%%
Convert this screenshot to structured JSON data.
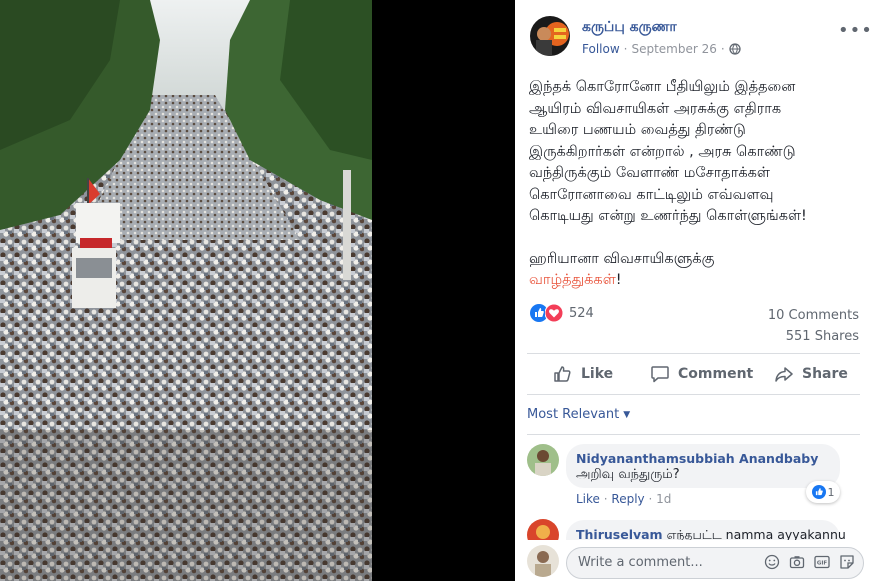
{
  "post": {
    "author": "கருப்பு கருணா",
    "follow_label": "Follow",
    "separator": "·",
    "date": "September 26",
    "text_lines": [
      "இந்தக் கொரோனோ பீதியிலும் இத்தனை",
      "ஆயிரம் விவசாயிகள் அரசுக்கு எதிராக",
      "உயிரை பணயம் வைத்து திரண்டு",
      "இருக்கிறார்கள் என்றால் , அரசு கொண்டு",
      "வந்திருக்கும் வேளாண் மசோதாக்கள்",
      "கொரோனாவை காட்டிலும் எவ்வளவு",
      "கொடியது என்று உணர்ந்து கொள்ளுங்கள்!"
    ],
    "closing_line": "ஹரியானா விவசாயிகளுக்கு",
    "highlight_word": "வாழ்த்துக்கள்",
    "highlight_suffix": "!",
    "reaction_count": "524",
    "comments_count": "10 Comments",
    "shares_count": "551 Shares"
  },
  "actions": {
    "like": "Like",
    "comment": "Comment",
    "share": "Share"
  },
  "sort": {
    "label": "Most Relevant"
  },
  "comments": [
    {
      "author": "Nidyananthamsubbiah Anandbaby",
      "text": "அறிவு வந்துரும்?",
      "like": "Like",
      "reply": "Reply",
      "dot": "·",
      "time": "1d",
      "reactions": "1"
    },
    {
      "author": "Thiruselvam",
      "text": "எந்தபட்ட namma ayyakannu"
    }
  ],
  "composer": {
    "placeholder": "Write a comment..."
  },
  "colors": {
    "link": "#385898",
    "highlight": "#e9573f",
    "like_blue": "#1877f2",
    "love_red": "#f33e58"
  }
}
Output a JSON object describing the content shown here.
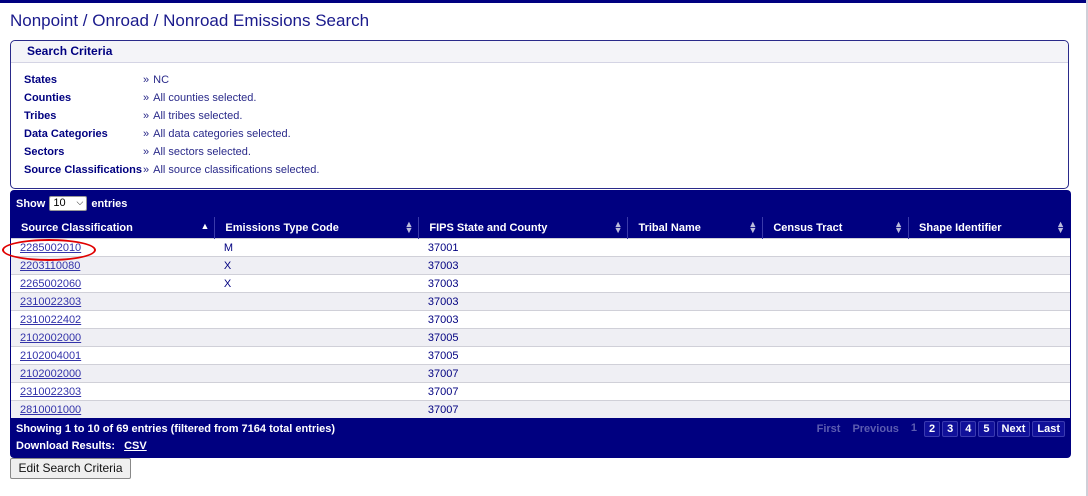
{
  "page": {
    "title": "Nonpoint / Onroad / Nonroad Emissions Search"
  },
  "criteria": {
    "heading": "Search Criteria",
    "rows": [
      {
        "label": "States",
        "value": "NC"
      },
      {
        "label": "Counties",
        "value": "All counties selected."
      },
      {
        "label": "Tribes",
        "value": "All tribes selected."
      },
      {
        "label": "Data Categories",
        "value": "All data categories selected."
      },
      {
        "label": "Sectors",
        "value": "All sectors selected."
      },
      {
        "label": "Source Classifications",
        "value": "All source classifications selected."
      }
    ],
    "arrow": "»"
  },
  "table": {
    "show_label": "Show",
    "entries_label": "entries",
    "page_length": "10",
    "columns": [
      "Source Classification",
      "Emissions Type Code",
      "FIPS State and County",
      "Tribal Name",
      "Census Tract",
      "Shape Identifier"
    ],
    "rows": [
      [
        "2285002010",
        "M",
        "37001",
        "",
        "",
        ""
      ],
      [
        "2203110080",
        "X",
        "37003",
        "",
        "",
        ""
      ],
      [
        "2265002060",
        "X",
        "37003",
        "",
        "",
        ""
      ],
      [
        "2310022303",
        "",
        "37003",
        "",
        "",
        ""
      ],
      [
        "2310022402",
        "",
        "37003",
        "",
        "",
        ""
      ],
      [
        "2102002000",
        "",
        "37005",
        "",
        "",
        ""
      ],
      [
        "2102004001",
        "",
        "37005",
        "",
        "",
        ""
      ],
      [
        "2102002000",
        "",
        "37007",
        "",
        "",
        ""
      ],
      [
        "2310022303",
        "",
        "37007",
        "",
        "",
        ""
      ],
      [
        "2810001000",
        "",
        "37007",
        "",
        "",
        ""
      ]
    ],
    "info": "Showing 1 to 10 of 69 entries (filtered from 7164 total entries)",
    "download_label": "Download Results:",
    "download_csv": "CSV"
  },
  "pager": {
    "first": "First",
    "previous": "Previous",
    "pages": [
      "1",
      "2",
      "3",
      "4",
      "5"
    ],
    "current": "1",
    "next": "Next",
    "last": "Last"
  },
  "actions": {
    "edit_label": "Edit Search Criteria"
  },
  "colors": {
    "primary": "#000080",
    "annotation": "#e00000"
  }
}
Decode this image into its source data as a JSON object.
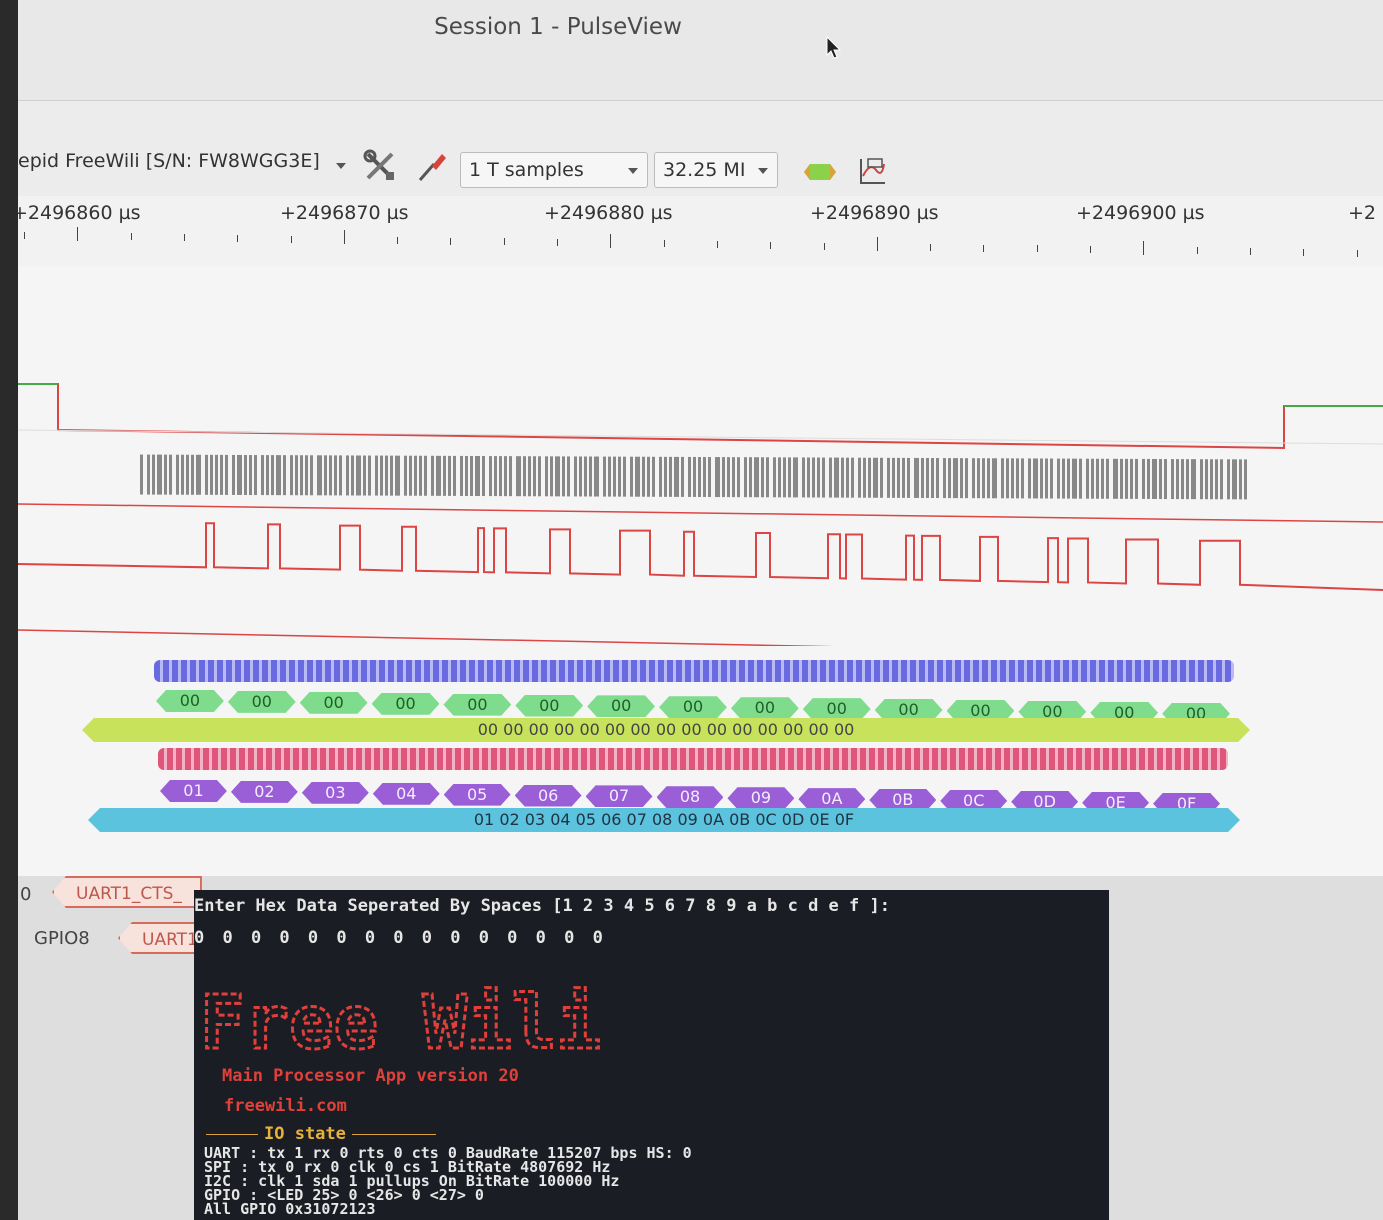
{
  "window": {
    "title": "Session 1 - PulseView"
  },
  "toolbar": {
    "device": "epid FreeWili [S/N: FW8WGG3E]",
    "samples": "1 T samples",
    "samplerate": "32.25 MI"
  },
  "ruler": {
    "labels": [
      "+2496860 µs",
      "+2496870 µs",
      "+2496880 µs",
      "+2496890 µs",
      "+2496900 µs",
      "+2"
    ]
  },
  "decoder": {
    "tx_bytes": [
      "00",
      "00",
      "00",
      "00",
      "00",
      "00",
      "00",
      "00",
      "00",
      "00",
      "00",
      "00",
      "00",
      "00",
      "00"
    ],
    "tx_summary": "00 00 00 00 00 00 00 00 00 00 00 00 00 00 00",
    "rx_bytes": [
      "01",
      "02",
      "03",
      "04",
      "05",
      "06",
      "07",
      "08",
      "09",
      "0A",
      "0B",
      "0C",
      "0D",
      "0E",
      "0F"
    ],
    "rx_summary": "01 02 03 04 05 06 07 08 09 0A 0B 0C 0D 0E 0F"
  },
  "traces": {
    "row1_num": "0",
    "row1_tag": "UART1_CTS_",
    "row2_name": "GPIO8",
    "row2_tag": "UART1"
  },
  "terminal": {
    "prompt": "Enter Hex Data Seperated By Spaces [1 2 3 4 5 6 7 8 9 a b c d e f ]:",
    "input": "0 0 0 0 0 0 0 0 0 0 0 0 0 0 0",
    "logo": "Free Wili",
    "version": "Main Processor App version 20",
    "website": "freewili.com",
    "io_header": "IO state",
    "io_lines": [
      "UART : tx 1 rx 0 rts 0 cts 0 BaudRate 115207 bps HS: 0",
      " SPI : tx 0 rx 0 clk 0 cs 1 BitRate 4807692 Hz",
      " I2C : clk 1 sda 1 pullups On BitRate 100000 Hz",
      "GPIO : <LED 25> 0 <26> 0 <27> 0",
      "All GPIO 0x31072123"
    ]
  },
  "colors": {
    "accent_green": "#7fdc8c",
    "accent_purple": "#9a5fd6",
    "accent_yellow": "#c9e25b",
    "accent_cyan": "#5bc3dd",
    "terminal_red": "#e0403a"
  }
}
%%
* Stated goal: Working from the lines above, reproduce the material exactly and exclude its pictures.

* Final answer:
Convert this screenshot to structured JSON data.
{
  "post": {
    "author": "கருப்பு கருணா",
    "follow_label": "Follow",
    "separator": "·",
    "date": "September 26",
    "text_lines": [
      "இந்தக் கொரோனோ பீதியிலும் இத்தனை",
      "ஆயிரம் விவசாயிகள் அரசுக்கு எதிராக",
      "உயிரை பணயம் வைத்து திரண்டு",
      "இருக்கிறார்கள் என்றால் , அரசு கொண்டு",
      "வந்திருக்கும் வேளாண் மசோதாக்கள்",
      "கொரோனாவை காட்டிலும் எவ்வளவு",
      "கொடியது என்று உணர்ந்து கொள்ளுங்கள்!"
    ],
    "closing_line": "ஹரியானா விவசாயிகளுக்கு",
    "highlight_word": "வாழ்த்துக்கள்",
    "highlight_suffix": "!",
    "reaction_count": "524",
    "comments_count": "10 Comments",
    "shares_count": "551 Shares"
  },
  "actions": {
    "like": "Like",
    "comment": "Comment",
    "share": "Share"
  },
  "sort": {
    "label": "Most Relevant"
  },
  "comments": [
    {
      "author": "Nidyananthamsubbiah Anandbaby",
      "text": "அறிவு வந்துரும்?",
      "like": "Like",
      "reply": "Reply",
      "dot": "·",
      "time": "1d",
      "reactions": "1"
    },
    {
      "author": "Thiruselvam",
      "text": "எந்தபட்ட namma ayyakannu"
    }
  ],
  "composer": {
    "placeholder": "Write a comment..."
  },
  "colors": {
    "link": "#385898",
    "highlight": "#e9573f",
    "like_blue": "#1877f2",
    "love_red": "#f33e58"
  }
}
Output a JSON object describing the content shown here.
{
  "page": {
    "title": "Nonpoint / Onroad / Nonroad Emissions Search"
  },
  "criteria": {
    "heading": "Search Criteria",
    "rows": [
      {
        "label": "States",
        "value": "NC"
      },
      {
        "label": "Counties",
        "value": "All counties selected."
      },
      {
        "label": "Tribes",
        "value": "All tribes selected."
      },
      {
        "label": "Data Categories",
        "value": "All data categories selected."
      },
      {
        "label": "Sectors",
        "value": "All sectors selected."
      },
      {
        "label": "Source Classifications",
        "value": "All source classifications selected."
      }
    ],
    "arrow": "»"
  },
  "table": {
    "show_label": "Show",
    "entries_label": "entries",
    "page_length": "10",
    "columns": [
      "Source Classification",
      "Emissions Type Code",
      "FIPS State and County",
      "Tribal Name",
      "Census Tract",
      "Shape Identifier"
    ],
    "rows": [
      [
        "2285002010",
        "M",
        "37001",
        "",
        "",
        ""
      ],
      [
        "2203110080",
        "X",
        "37003",
        "",
        "",
        ""
      ],
      [
        "2265002060",
        "X",
        "37003",
        "",
        "",
        ""
      ],
      [
        "2310022303",
        "",
        "37003",
        "",
        "",
        ""
      ],
      [
        "2310022402",
        "",
        "37003",
        "",
        "",
        ""
      ],
      [
        "2102002000",
        "",
        "37005",
        "",
        "",
        ""
      ],
      [
        "2102004001",
        "",
        "37005",
        "",
        "",
        ""
      ],
      [
        "2102002000",
        "",
        "37007",
        "",
        "",
        ""
      ],
      [
        "2310022303",
        "",
        "37007",
        "",
        "",
        ""
      ],
      [
        "2810001000",
        "",
        "37007",
        "",
        "",
        ""
      ]
    ],
    "info": "Showing 1 to 10 of 69 entries (filtered from 7164 total entries)",
    "download_label": "Download Results:",
    "download_csv": "CSV"
  },
  "pager": {
    "first": "First",
    "previous": "Previous",
    "pages": [
      "1",
      "2",
      "3",
      "4",
      "5"
    ],
    "current": "1",
    "next": "Next",
    "last": "Last"
  },
  "actions": {
    "edit_label": "Edit Search Criteria"
  },
  "colors": {
    "primary": "#000080",
    "annotation": "#e00000"
  }
}
Decode this image into its source data as a JSON object.
{
  "window": {
    "title": "Session 1 - PulseView"
  },
  "toolbar": {
    "device": "epid FreeWili [S/N: FW8WGG3E]",
    "samples": "1 T samples",
    "samplerate": "32.25 MI"
  },
  "ruler": {
    "labels": [
      "+2496860 µs",
      "+2496870 µs",
      "+2496880 µs",
      "+2496890 µs",
      "+2496900 µs",
      "+2"
    ]
  },
  "decoder": {
    "tx_bytes": [
      "00",
      "00",
      "00",
      "00",
      "00",
      "00",
      "00",
      "00",
      "00",
      "00",
      "00",
      "00",
      "00",
      "00",
      "00"
    ],
    "tx_summary": "00 00 00 00 00 00 00 00 00 00 00 00 00 00 00",
    "rx_bytes": [
      "01",
      "02",
      "03",
      "04",
      "05",
      "06",
      "07",
      "08",
      "09",
      "0A",
      "0B",
      "0C",
      "0D",
      "0E",
      "0F"
    ],
    "rx_summary": "01 02 03 04 05 06 07 08 09 0A 0B 0C 0D 0E 0F"
  },
  "traces": {
    "row1_num": "0",
    "row1_tag": "UART1_CTS_",
    "row2_name": "GPIO8",
    "row2_tag": "UART1"
  },
  "terminal": {
    "prompt": "Enter Hex Data Seperated By Spaces [1 2 3 4 5 6 7 8 9 a b c d e f ]:",
    "input": "0 0 0 0 0 0 0 0 0 0 0 0 0 0 0",
    "logo": "Free Wili",
    "version": "Main Processor App version 20",
    "website": "freewili.com",
    "io_header": "IO state",
    "io_lines": [
      "UART : tx 1 rx 0 rts 0 cts 0 BaudRate 115207 bps HS: 0",
      " SPI : tx 0 rx 0 clk 0 cs 1 BitRate 4807692 Hz",
      " I2C : clk 1 sda 1 pullups On BitRate 100000 Hz",
      "GPIO : <LED 25> 0 <26> 0 <27> 0",
      "All GPIO 0x31072123"
    ]
  },
  "colors": {
    "accent_green": "#7fdc8c",
    "accent_purple": "#9a5fd6",
    "accent_yellow": "#c9e25b",
    "accent_cyan": "#5bc3dd",
    "terminal_red": "#e0403a"
  }
}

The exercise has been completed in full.